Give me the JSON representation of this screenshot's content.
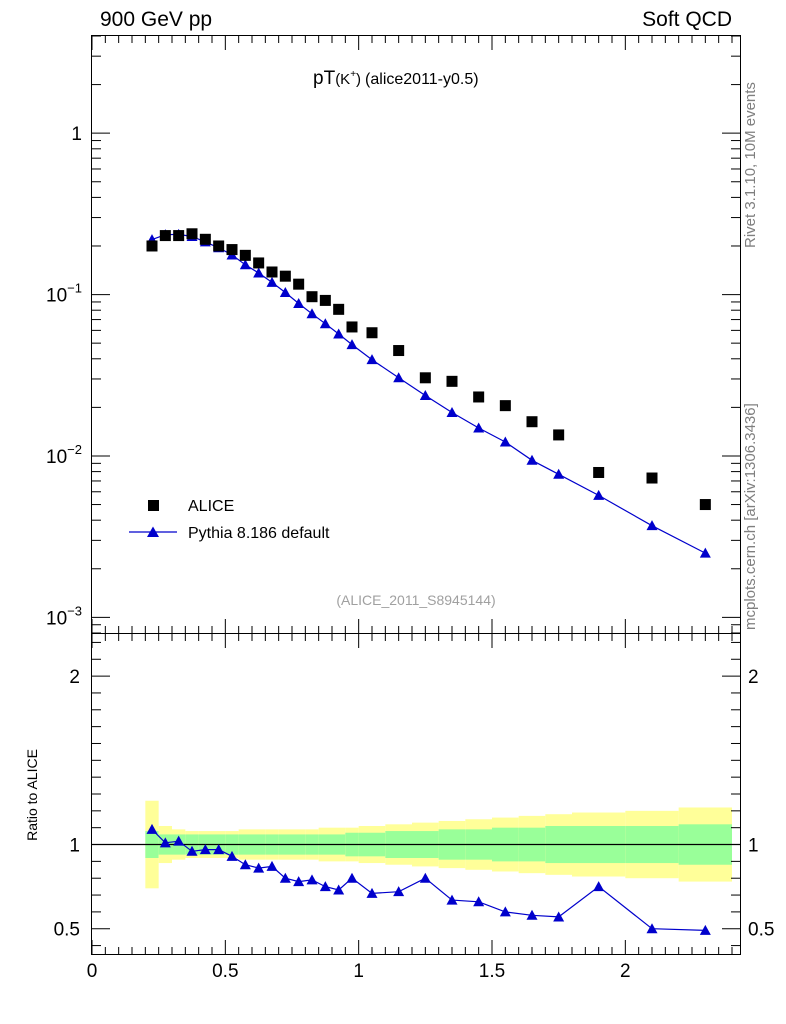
{
  "header": {
    "left": "900 GeV pp",
    "right": "Soft QCD"
  },
  "side": {
    "rivet": "Rivet 3.1.10,  10M events",
    "mcplots": "mcplots.cern.ch [arXiv:1306.3436]"
  },
  "chart_data": [
    {
      "type": "scatter",
      "title_main": "pT",
      "title_sub": "(K",
      "title_sup": "+",
      "title_close": ")",
      "title_tag": "(alice2011-y0.5)",
      "watermark": "(ALICE_2011_S8945144)",
      "yscale": "log",
      "ylim": [
        0.0008,
        4
      ],
      "xlim": [
        0,
        2.43
      ],
      "yticks": [
        {
          "value": 1,
          "base": "1",
          "exp": ""
        },
        {
          "value": 0.1,
          "base": "10",
          "exp": "−1"
        },
        {
          "value": 0.01,
          "base": "10",
          "exp": "−2"
        },
        {
          "value": 0.001,
          "base": "10",
          "exp": "−3"
        }
      ],
      "legend_position": "bottom-left",
      "series": [
        {
          "name": "ALICE",
          "color": "#000000",
          "marker": "square",
          "x": [
            0.225,
            0.275,
            0.325,
            0.375,
            0.425,
            0.475,
            0.525,
            0.575,
            0.625,
            0.675,
            0.725,
            0.775,
            0.825,
            0.875,
            0.925,
            0.975,
            1.05,
            1.15,
            1.25,
            1.35,
            1.45,
            1.55,
            1.65,
            1.75,
            1.9,
            2.1,
            2.3
          ],
          "y": [
            0.2,
            0.232,
            0.232,
            0.238,
            0.22,
            0.2,
            0.19,
            0.175,
            0.157,
            0.138,
            0.13,
            0.116,
            0.097,
            0.092,
            0.081,
            0.063,
            0.058,
            0.045,
            0.0305,
            0.029,
            0.0232,
            0.0205,
            0.0163,
            0.0135,
            0.0079,
            0.0073,
            0.005
          ]
        },
        {
          "name": "Pythia 8.186 default",
          "color": "#0000cc",
          "marker": "triangle",
          "x": [
            0.225,
            0.275,
            0.325,
            0.375,
            0.425,
            0.475,
            0.525,
            0.575,
            0.625,
            0.675,
            0.725,
            0.775,
            0.825,
            0.875,
            0.925,
            0.975,
            1.05,
            1.15,
            1.25,
            1.35,
            1.45,
            1.55,
            1.65,
            1.75,
            1.9,
            2.1,
            2.3
          ],
          "y": [
            0.219,
            0.235,
            0.236,
            0.229,
            0.212,
            0.195,
            0.176,
            0.153,
            0.136,
            0.119,
            0.103,
            0.088,
            0.076,
            0.066,
            0.057,
            0.049,
            0.0395,
            0.0305,
            0.0237,
            0.0186,
            0.0149,
            0.0122,
            0.0094,
            0.0077,
            0.0057,
            0.0037,
            0.0025
          ]
        }
      ]
    },
    {
      "type": "line",
      "ylabel": "Ratio to ALICE",
      "ylim": [
        0.35,
        2.25
      ],
      "xlim": [
        0,
        2.43
      ],
      "yticks": [
        0.5,
        1,
        2
      ],
      "ytick_labels": [
        "0.5",
        "1",
        "2"
      ],
      "xticks": [
        0,
        0.5,
        1,
        1.5,
        2
      ],
      "xtick_labels": [
        "0",
        "0.5",
        "1",
        "1.5",
        "2"
      ],
      "reference_line": 1,
      "bands": {
        "bin_edges": [
          0.2,
          0.25,
          0.3,
          0.35,
          0.4,
          0.45,
          0.5,
          0.55,
          0.6,
          0.65,
          0.7,
          0.75,
          0.8,
          0.85,
          0.9,
          0.95,
          1.0,
          1.1,
          1.2,
          1.3,
          1.4,
          1.5,
          1.6,
          1.7,
          1.8,
          2.0,
          2.2,
          2.4
        ],
        "outer_halfwidth": [
          0.26,
          0.11,
          0.09,
          0.08,
          0.08,
          0.08,
          0.08,
          0.09,
          0.09,
          0.09,
          0.09,
          0.09,
          0.09,
          0.1,
          0.1,
          0.1,
          0.11,
          0.12,
          0.13,
          0.14,
          0.15,
          0.16,
          0.17,
          0.18,
          0.19,
          0.2,
          0.22
        ],
        "inner_halfwidth": [
          0.08,
          0.06,
          0.06,
          0.06,
          0.06,
          0.06,
          0.06,
          0.06,
          0.06,
          0.06,
          0.06,
          0.06,
          0.06,
          0.06,
          0.06,
          0.07,
          0.07,
          0.08,
          0.08,
          0.09,
          0.09,
          0.1,
          0.1,
          0.11,
          0.11,
          0.11,
          0.12
        ],
        "outer_color": "#ffff99",
        "inner_color": "#99ff99"
      },
      "series": [
        {
          "name": "Pythia 8.186 default",
          "color": "#0000cc",
          "marker": "triangle",
          "x": [
            0.225,
            0.275,
            0.325,
            0.375,
            0.425,
            0.475,
            0.525,
            0.575,
            0.625,
            0.675,
            0.725,
            0.775,
            0.825,
            0.875,
            0.925,
            0.975,
            1.05,
            1.15,
            1.25,
            1.35,
            1.45,
            1.55,
            1.65,
            1.75,
            1.9,
            2.1,
            2.3
          ],
          "y": [
            1.09,
            1.01,
            1.02,
            0.96,
            0.97,
            0.97,
            0.93,
            0.88,
            0.86,
            0.87,
            0.8,
            0.78,
            0.79,
            0.75,
            0.73,
            0.8,
            0.71,
            0.72,
            0.8,
            0.67,
            0.66,
            0.6,
            0.58,
            0.57,
            0.75,
            0.5,
            0.49
          ]
        }
      ]
    }
  ]
}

• _WORK REQUIRED_
Give the count of lines in the records that contain "value", and no other text.

• _ANSWER TO THE EXERCISE_
4